▶ **PROBLEM DETAILS**:
Copy each line of the records that contains the word "ylabel".

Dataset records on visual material

● ● ● ● ● ● ●

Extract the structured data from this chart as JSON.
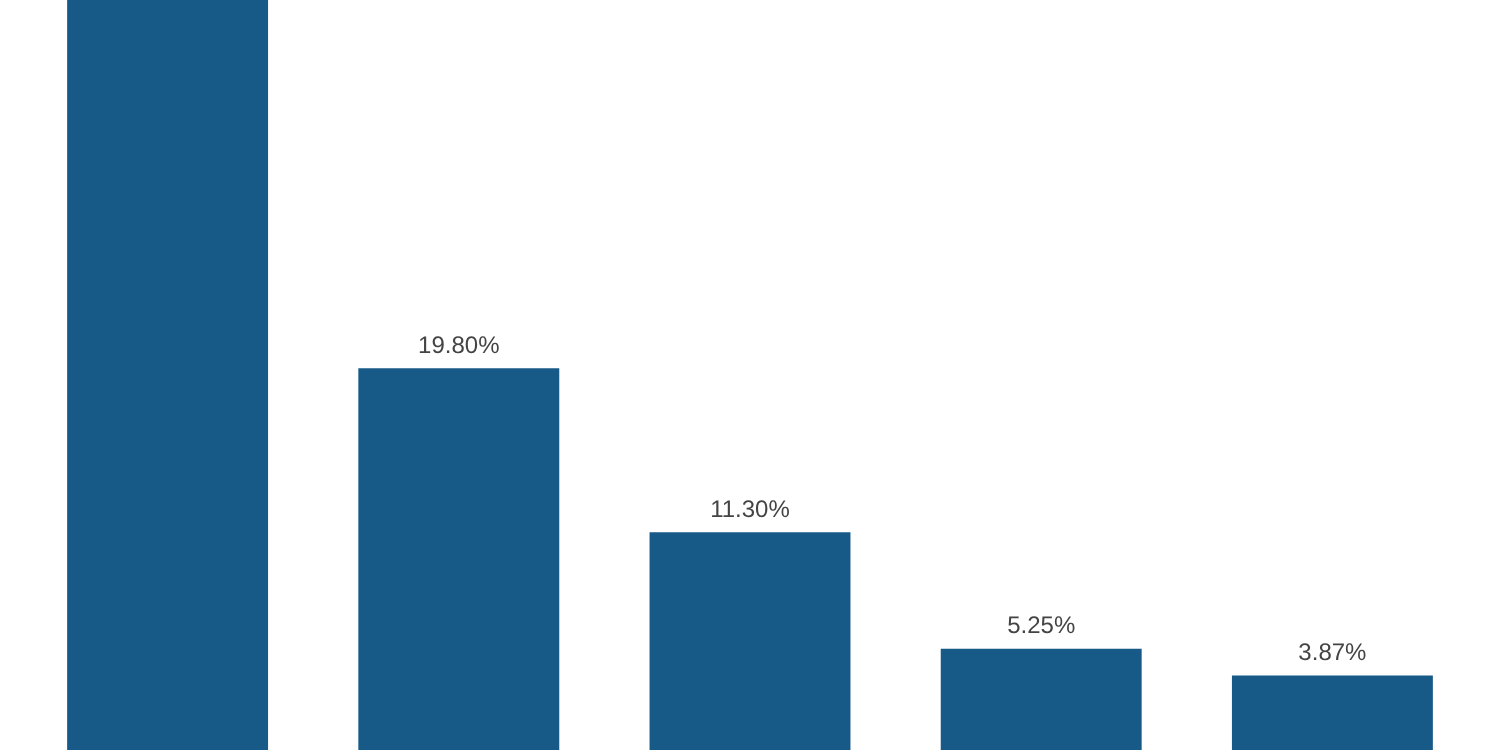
{
  "chart_data": {
    "type": "bar",
    "relative": false,
    "categories": [
      null,
      null,
      null,
      null,
      null
    ],
    "values": [
      38.9,
      19.8,
      11.3,
      5.25,
      3.87
    ],
    "value_labels": [
      null,
      "19.80%",
      "11.30%",
      "5.25%",
      "3.87%"
    ],
    "color": "#175a88",
    "ylim": [
      0,
      38.9
    ],
    "tick_labels": false,
    "grid": false,
    "legend": false
  }
}
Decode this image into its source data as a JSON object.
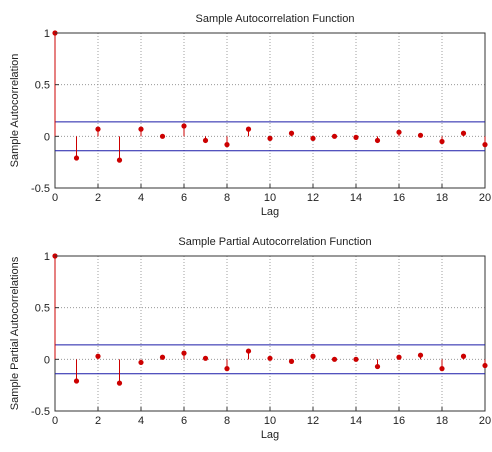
{
  "chart_data": [
    {
      "type": "stem",
      "title": "Sample Autocorrelation Function",
      "xlabel": "Lag",
      "ylabel": "Sample Autocorrelation",
      "xlim": [
        0,
        20
      ],
      "ylim": [
        -0.5,
        1
      ],
      "xticks": [
        "0",
        "2",
        "4",
        "6",
        "8",
        "10",
        "12",
        "14",
        "16",
        "18",
        "20"
      ],
      "yticks": [
        "-0.5",
        "0",
        "0.5",
        "1"
      ],
      "grid": true,
      "bounds": [
        0.14,
        -0.14
      ],
      "x": [
        0,
        1,
        2,
        3,
        4,
        5,
        6,
        7,
        8,
        9,
        10,
        11,
        12,
        13,
        14,
        15,
        16,
        17,
        18,
        19,
        20
      ],
      "values": [
        1.0,
        -0.21,
        0.07,
        -0.23,
        0.07,
        0.0,
        0.1,
        -0.04,
        -0.08,
        0.07,
        -0.02,
        0.03,
        -0.02,
        0.0,
        -0.01,
        -0.04,
        0.04,
        0.01,
        -0.05,
        0.03,
        -0.08
      ]
    },
    {
      "type": "stem",
      "title": "Sample Partial Autocorrelation Function",
      "xlabel": "Lag",
      "ylabel": "Sample Partial Autocorrelations",
      "xlim": [
        0,
        20
      ],
      "ylim": [
        -0.5,
        1
      ],
      "xticks": [
        "0",
        "2",
        "4",
        "6",
        "8",
        "10",
        "12",
        "14",
        "16",
        "18",
        "20"
      ],
      "yticks": [
        "-0.5",
        "0",
        "0.5",
        "1"
      ],
      "grid": true,
      "bounds": [
        0.14,
        -0.14
      ],
      "x": [
        0,
        1,
        2,
        3,
        4,
        5,
        6,
        7,
        8,
        9,
        10,
        11,
        12,
        13,
        14,
        15,
        16,
        17,
        18,
        19,
        20
      ],
      "values": [
        1.0,
        -0.21,
        0.03,
        -0.23,
        -0.03,
        0.02,
        0.06,
        0.01,
        -0.09,
        0.08,
        0.01,
        -0.02,
        0.03,
        0.0,
        0.0,
        -0.07,
        0.02,
        0.04,
        -0.09,
        0.03,
        -0.06
      ]
    }
  ],
  "colors": {
    "stem": "#cc0000",
    "bounds": "#1a1aa8",
    "axes": "#333333",
    "grid": "#888888"
  }
}
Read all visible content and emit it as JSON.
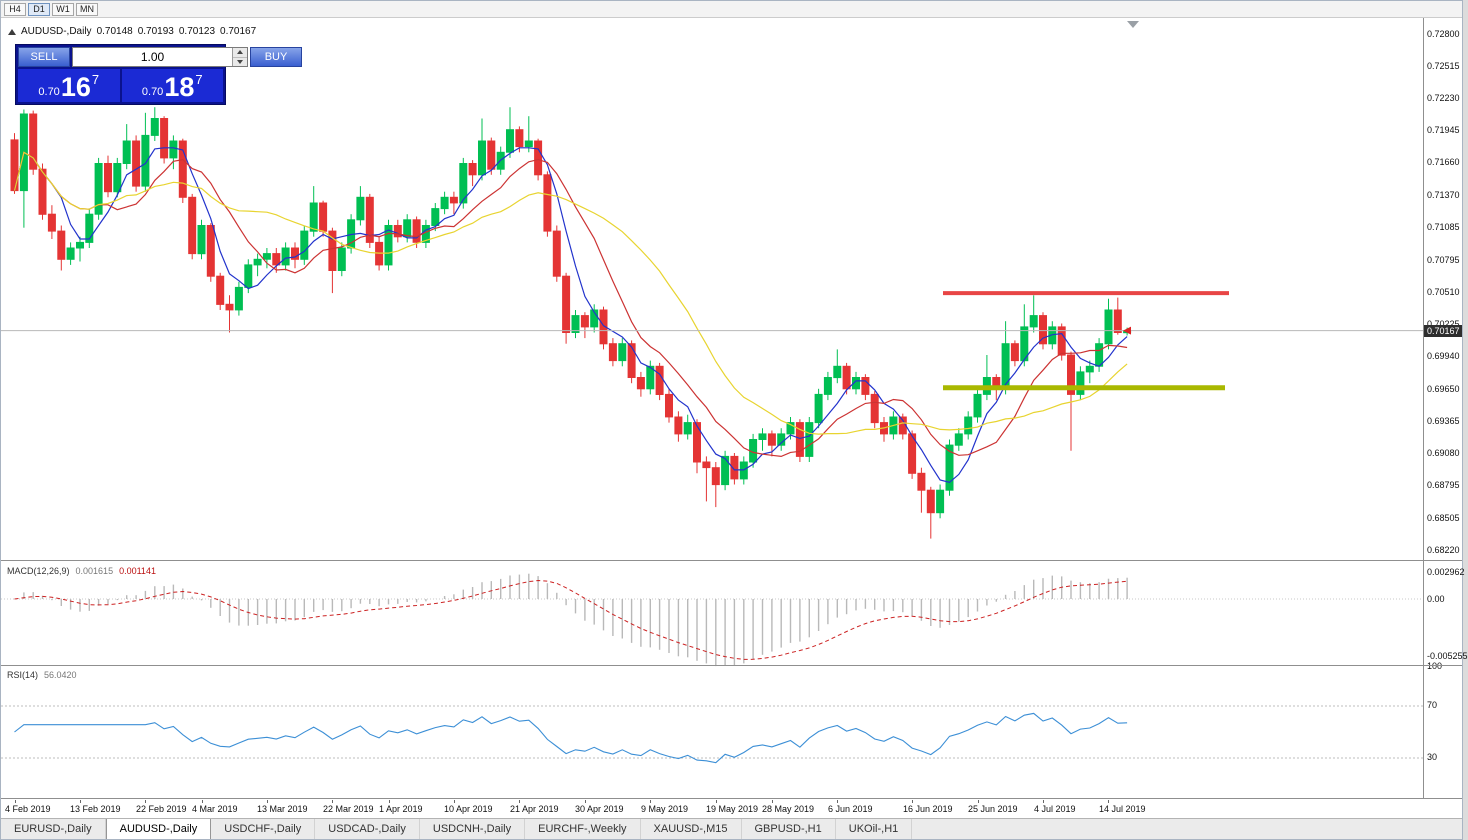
{
  "toolbar": {
    "timeframes": [
      {
        "label": "H4",
        "active": false
      },
      {
        "label": "D1",
        "active": true
      },
      {
        "label": "W1",
        "active": false
      },
      {
        "label": "MN",
        "active": false
      }
    ]
  },
  "chart_header": {
    "symbol": "AUDUSD-,Daily",
    "open": "0.70148",
    "high": "0.70193",
    "low": "0.70123",
    "close": "0.70167"
  },
  "trade_panel": {
    "sell_label": "SELL",
    "buy_label": "BUY",
    "volume": "1.00",
    "sell": {
      "prefix": "0.70",
      "big": "16",
      "sup": "7"
    },
    "buy": {
      "prefix": "0.70",
      "big": "18",
      "sup": "7"
    }
  },
  "price_axis": {
    "labels": [
      "0.72800",
      "0.72515",
      "0.72230",
      "0.71945",
      "0.71660",
      "0.71370",
      "0.71085",
      "0.70795",
      "0.70510",
      "0.70225",
      "0.69940",
      "0.69650",
      "0.69365",
      "0.69080",
      "0.68795",
      "0.68505",
      "0.68220"
    ],
    "current": "0.70167"
  },
  "macd": {
    "name_label": "MACD(12,26,9)",
    "value": "0.001615",
    "signal_value": "0.001141",
    "axis_top": "0.002962",
    "axis_zero": "0.00",
    "axis_bottom": "-0.005255",
    "scale_max": 0.002962,
    "scale_min": -0.005255
  },
  "rsi": {
    "name_label": "RSI(14)",
    "value": "56.0420",
    "period": 14,
    "levels": [
      70,
      30
    ],
    "axis_labels": [
      {
        "text": "100",
        "value": 100
      },
      {
        "text": "70",
        "value": 70
      },
      {
        "text": "30",
        "value": 30
      }
    ]
  },
  "date_axis": {
    "labels": [
      {
        "text": "4 Feb 2019",
        "bar": 0
      },
      {
        "text": "13 Feb 2019",
        "bar": 7
      },
      {
        "text": "22 Feb 2019",
        "bar": 14
      },
      {
        "text": "4 Mar 2019",
        "bar": 20
      },
      {
        "text": "13 Mar 2019",
        "bar": 27
      },
      {
        "text": "22 Mar 2019",
        "bar": 34
      },
      {
        "text": "1 Apr 2019",
        "bar": 40
      },
      {
        "text": "10 Apr 2019",
        "bar": 47
      },
      {
        "text": "21 Apr 2019",
        "bar": 54
      },
      {
        "text": "30 Apr 2019",
        "bar": 61
      },
      {
        "text": "9 May 2019",
        "bar": 68
      },
      {
        "text": "19 May 2019",
        "bar": 75
      },
      {
        "text": "28 May 2019",
        "bar": 81
      },
      {
        "text": "6 Jun 2019",
        "bar": 88
      },
      {
        "text": "16 Jun 2019",
        "bar": 96
      },
      {
        "text": "25 Jun 2019",
        "bar": 103
      },
      {
        "text": "4 Jul 2019",
        "bar": 110
      },
      {
        "text": "14 Jul 2019",
        "bar": 117
      }
    ]
  },
  "tabs": [
    {
      "label": "EURUSD-,Daily",
      "active": false
    },
    {
      "label": "AUDUSD-,Daily",
      "active": true
    },
    {
      "label": "USDCHF-,Daily",
      "active": false
    },
    {
      "label": "USDCAD-,Daily",
      "active": false
    },
    {
      "label": "USDCNH-,Daily",
      "active": false
    },
    {
      "label": "EURCHF-,Weekly",
      "active": false
    },
    {
      "label": "XAUUSD-,M15",
      "active": false
    },
    {
      "label": "GBPUSD-,H1",
      "active": false
    },
    {
      "label": "UKOil-,H1",
      "active": false
    }
  ],
  "colors": {
    "bull": "#00bf53",
    "bear": "#e43434",
    "ma_fast": "#2233cc",
    "ma_mid": "#cc3333",
    "ma_slow": "#e8d430",
    "resistance": "#e84545",
    "support": "#a9b800",
    "macd_hist": "#b9b9b9",
    "macd_signal": "#cc2222",
    "rsi_line": "#3c8fd6",
    "price_line": "#b8b8b8",
    "price_tag_bg": "#2e2e2e"
  },
  "chart_data": {
    "type": "candlestick",
    "symbol": "AUDUSD",
    "timeframe": "Daily",
    "ylim": [
      0.6822,
      0.728
    ],
    "current_price": 0.70167,
    "ma": [
      {
        "name": "fast",
        "period": 5,
        "color": "#2233cc"
      },
      {
        "name": "mid",
        "period": 10,
        "color": "#cc3333"
      },
      {
        "name": "slow",
        "period": 20,
        "color": "#e8d430"
      }
    ],
    "hlines": [
      {
        "name": "resistance",
        "price": 0.705,
        "x1": 942,
        "x2": 1228,
        "color": "#e84545",
        "width": 4
      },
      {
        "name": "support",
        "price": 0.6966,
        "x1": 942,
        "x2": 1224,
        "color": "#a9b800",
        "width": 5
      }
    ],
    "candles": [
      [
        0.7186,
        0.7192,
        0.7138,
        0.7141
      ],
      [
        0.7141,
        0.7213,
        0.7108,
        0.7209
      ],
      [
        0.7209,
        0.7212,
        0.7155,
        0.716
      ],
      [
        0.716,
        0.7165,
        0.7115,
        0.712
      ],
      [
        0.712,
        0.7128,
        0.7098,
        0.7105
      ],
      [
        0.7105,
        0.711,
        0.707,
        0.708
      ],
      [
        0.708,
        0.7095,
        0.7075,
        0.709
      ],
      [
        0.709,
        0.71,
        0.7078,
        0.7095
      ],
      [
        0.7095,
        0.7125,
        0.709,
        0.712
      ],
      [
        0.712,
        0.717,
        0.7115,
        0.7165
      ],
      [
        0.7165,
        0.7172,
        0.7135,
        0.714
      ],
      [
        0.714,
        0.717,
        0.7135,
        0.7165
      ],
      [
        0.7165,
        0.72,
        0.716,
        0.7185
      ],
      [
        0.7185,
        0.719,
        0.714,
        0.7145
      ],
      [
        0.7145,
        0.721,
        0.714,
        0.719
      ],
      [
        0.719,
        0.7215,
        0.7185,
        0.7205
      ],
      [
        0.7205,
        0.7207,
        0.7165,
        0.717
      ],
      [
        0.717,
        0.719,
        0.716,
        0.7185
      ],
      [
        0.7185,
        0.7187,
        0.713,
        0.7135
      ],
      [
        0.7135,
        0.7138,
        0.708,
        0.7085
      ],
      [
        0.7085,
        0.7115,
        0.708,
        0.711
      ],
      [
        0.711,
        0.7112,
        0.706,
        0.7065
      ],
      [
        0.7065,
        0.7068,
        0.7035,
        0.704
      ],
      [
        0.704,
        0.7048,
        0.7015,
        0.7035
      ],
      [
        0.7035,
        0.706,
        0.703,
        0.7055
      ],
      [
        0.7055,
        0.708,
        0.705,
        0.7075
      ],
      [
        0.7075,
        0.7085,
        0.7065,
        0.708
      ],
      [
        0.708,
        0.709,
        0.7072,
        0.7085
      ],
      [
        0.7085,
        0.709,
        0.7068,
        0.7075
      ],
      [
        0.7075,
        0.7095,
        0.707,
        0.709
      ],
      [
        0.709,
        0.7095,
        0.7072,
        0.708
      ],
      [
        0.708,
        0.711,
        0.7075,
        0.7105
      ],
      [
        0.7105,
        0.7145,
        0.71,
        0.713
      ],
      [
        0.713,
        0.7132,
        0.71,
        0.7105
      ],
      [
        0.7105,
        0.7108,
        0.705,
        0.707
      ],
      [
        0.707,
        0.7095,
        0.7065,
        0.709
      ],
      [
        0.709,
        0.712,
        0.7085,
        0.7115
      ],
      [
        0.7115,
        0.7145,
        0.711,
        0.7135
      ],
      [
        0.7135,
        0.7138,
        0.709,
        0.7095
      ],
      [
        0.7095,
        0.71,
        0.707,
        0.7075
      ],
      [
        0.7075,
        0.7115,
        0.707,
        0.711
      ],
      [
        0.711,
        0.7115,
        0.7095,
        0.71
      ],
      [
        0.71,
        0.712,
        0.7095,
        0.7115
      ],
      [
        0.7115,
        0.7118,
        0.709,
        0.7095
      ],
      [
        0.7095,
        0.7115,
        0.709,
        0.711
      ],
      [
        0.711,
        0.713,
        0.7105,
        0.7125
      ],
      [
        0.7125,
        0.714,
        0.712,
        0.7135
      ],
      [
        0.7135,
        0.714,
        0.712,
        0.713
      ],
      [
        0.713,
        0.717,
        0.7125,
        0.7165
      ],
      [
        0.7165,
        0.7168,
        0.7145,
        0.7155
      ],
      [
        0.7155,
        0.7205,
        0.715,
        0.7185
      ],
      [
        0.7185,
        0.7188,
        0.7155,
        0.716
      ],
      [
        0.716,
        0.718,
        0.7155,
        0.7175
      ],
      [
        0.7175,
        0.7215,
        0.717,
        0.7195
      ],
      [
        0.7195,
        0.7198,
        0.7175,
        0.718
      ],
      [
        0.718,
        0.7207,
        0.7175,
        0.7185
      ],
      [
        0.7185,
        0.7187,
        0.715,
        0.7155
      ],
      [
        0.7155,
        0.7158,
        0.71,
        0.7105
      ],
      [
        0.7105,
        0.711,
        0.706,
        0.7065
      ],
      [
        0.7065,
        0.7068,
        0.7005,
        0.7015
      ],
      [
        0.7015,
        0.7035,
        0.701,
        0.703
      ],
      [
        0.703,
        0.7033,
        0.701,
        0.702
      ],
      [
        0.702,
        0.704,
        0.7015,
        0.7035
      ],
      [
        0.7035,
        0.7038,
        0.7,
        0.7005
      ],
      [
        0.7005,
        0.701,
        0.6985,
        0.699
      ],
      [
        0.699,
        0.701,
        0.6985,
        0.7005
      ],
      [
        0.7005,
        0.7008,
        0.697,
        0.6975
      ],
      [
        0.6975,
        0.698,
        0.6958,
        0.6965
      ],
      [
        0.6965,
        0.699,
        0.696,
        0.6985
      ],
      [
        0.6985,
        0.6988,
        0.6955,
        0.696
      ],
      [
        0.696,
        0.6965,
        0.6935,
        0.694
      ],
      [
        0.694,
        0.6945,
        0.6918,
        0.6925
      ],
      [
        0.6925,
        0.6942,
        0.692,
        0.6935
      ],
      [
        0.6935,
        0.6938,
        0.689,
        0.69
      ],
      [
        0.69,
        0.6905,
        0.6865,
        0.6895
      ],
      [
        0.6895,
        0.69,
        0.686,
        0.688
      ],
      [
        0.688,
        0.691,
        0.6875,
        0.6905
      ],
      [
        0.6905,
        0.6908,
        0.688,
        0.6885
      ],
      [
        0.6885,
        0.6905,
        0.688,
        0.69
      ],
      [
        0.69,
        0.6925,
        0.6895,
        0.692
      ],
      [
        0.692,
        0.693,
        0.691,
        0.6925
      ],
      [
        0.6925,
        0.6928,
        0.6905,
        0.6915
      ],
      [
        0.6915,
        0.693,
        0.691,
        0.6925
      ],
      [
        0.6925,
        0.694,
        0.692,
        0.6935
      ],
      [
        0.6935,
        0.6938,
        0.69,
        0.6905
      ],
      [
        0.6905,
        0.694,
        0.69,
        0.6935
      ],
      [
        0.6935,
        0.6965,
        0.693,
        0.696
      ],
      [
        0.696,
        0.698,
        0.6955,
        0.6975
      ],
      [
        0.6975,
        0.7,
        0.697,
        0.6985
      ],
      [
        0.6985,
        0.6988,
        0.696,
        0.6965
      ],
      [
        0.6965,
        0.698,
        0.696,
        0.6975
      ],
      [
        0.6975,
        0.6978,
        0.6955,
        0.696
      ],
      [
        0.696,
        0.6963,
        0.693,
        0.6935
      ],
      [
        0.6935,
        0.694,
        0.6918,
        0.6925
      ],
      [
        0.6925,
        0.6945,
        0.692,
        0.694
      ],
      [
        0.694,
        0.6943,
        0.692,
        0.6925
      ],
      [
        0.6925,
        0.6928,
        0.6885,
        0.689
      ],
      [
        0.689,
        0.6895,
        0.6855,
        0.6875
      ],
      [
        0.6875,
        0.6878,
        0.6832,
        0.6855
      ],
      [
        0.6855,
        0.688,
        0.685,
        0.6875
      ],
      [
        0.6875,
        0.692,
        0.687,
        0.6915
      ],
      [
        0.6915,
        0.693,
        0.691,
        0.6925
      ],
      [
        0.6925,
        0.6945,
        0.692,
        0.694
      ],
      [
        0.694,
        0.6965,
        0.6935,
        0.696
      ],
      [
        0.696,
        0.6995,
        0.6955,
        0.6975
      ],
      [
        0.6975,
        0.6978,
        0.6955,
        0.6965
      ],
      [
        0.6965,
        0.7025,
        0.696,
        0.7005
      ],
      [
        0.7005,
        0.7008,
        0.6985,
        0.699
      ],
      [
        0.699,
        0.704,
        0.6985,
        0.702
      ],
      [
        0.702,
        0.7048,
        0.7015,
        0.703
      ],
      [
        0.703,
        0.7033,
        0.7,
        0.7005
      ],
      [
        0.7005,
        0.7025,
        0.7,
        0.702
      ],
      [
        0.702,
        0.7023,
        0.699,
        0.6995
      ],
      [
        0.6995,
        0.6998,
        0.691,
        0.696
      ],
      [
        0.696,
        0.6985,
        0.6955,
        0.698
      ],
      [
        0.698,
        0.699,
        0.697,
        0.6985
      ],
      [
        0.6985,
        0.701,
        0.698,
        0.7005
      ],
      [
        0.7005,
        0.7045,
        0.7,
        0.7035
      ],
      [
        0.7035,
        0.7046,
        0.7013,
        0.7015
      ],
      [
        0.70148,
        0.70193,
        0.70123,
        0.70167
      ]
    ]
  }
}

● ● ● ● ● ● ●

▶ **SOLVED EXERCISE**:
      "ylabel": "Sample Autocorrelation",
      "ylabel": "Sample Partial Autocorrelations",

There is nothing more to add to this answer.